TASK GOAL
In full and without alteration, repeat the material.

INFORMATION PROVIDED
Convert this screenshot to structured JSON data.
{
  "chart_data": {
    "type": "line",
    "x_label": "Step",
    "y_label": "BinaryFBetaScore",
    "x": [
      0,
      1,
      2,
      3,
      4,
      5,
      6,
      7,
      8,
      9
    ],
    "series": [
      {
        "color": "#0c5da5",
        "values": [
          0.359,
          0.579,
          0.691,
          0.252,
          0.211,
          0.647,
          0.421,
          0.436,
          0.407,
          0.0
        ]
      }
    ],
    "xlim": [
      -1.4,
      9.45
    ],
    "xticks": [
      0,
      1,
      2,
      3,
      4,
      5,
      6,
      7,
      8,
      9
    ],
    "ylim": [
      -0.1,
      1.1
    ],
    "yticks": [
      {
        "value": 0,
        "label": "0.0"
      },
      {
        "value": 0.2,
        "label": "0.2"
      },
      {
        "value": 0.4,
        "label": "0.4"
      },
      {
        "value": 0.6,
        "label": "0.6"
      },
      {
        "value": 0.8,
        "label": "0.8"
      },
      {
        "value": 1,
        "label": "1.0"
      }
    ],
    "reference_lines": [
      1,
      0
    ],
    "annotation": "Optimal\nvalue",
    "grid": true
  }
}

OUTPUT FOR THIS TASK
Convert this screenshot to structured JSON data.
{
  "chart_data": {
    "type": "line",
    "x_label": "Step",
    "y_label": "BinaryFBetaScore",
    "x": [
      0,
      1,
      2,
      3,
      4,
      5,
      6,
      7,
      8,
      9
    ],
    "series": [
      {
        "color": "#0c5da5",
        "values": [
          0.359,
          0.579,
          0.691,
          0.252,
          0.211,
          0.647,
          0.421,
          0.436,
          0.407,
          0.0
        ]
      }
    ],
    "xlim": [
      -1.4,
      9.45
    ],
    "xticks": [
      0,
      1,
      2,
      3,
      4,
      5,
      6,
      7,
      8,
      9
    ],
    "ylim": [
      -0.1,
      1.1
    ],
    "yticks": [
      {
        "value": 0,
        "label": "0.0"
      },
      {
        "value": 0.2,
        "label": "0.2"
      },
      {
        "value": 0.4,
        "label": "0.4"
      },
      {
        "value": 0.6,
        "label": "0.6"
      },
      {
        "value": 0.8,
        "label": "0.8"
      },
      {
        "value": 1,
        "label": "1.0"
      }
    ],
    "reference_lines": [
      1,
      0
    ],
    "annotation": "Optimal\nvalue",
    "grid": true
  }
}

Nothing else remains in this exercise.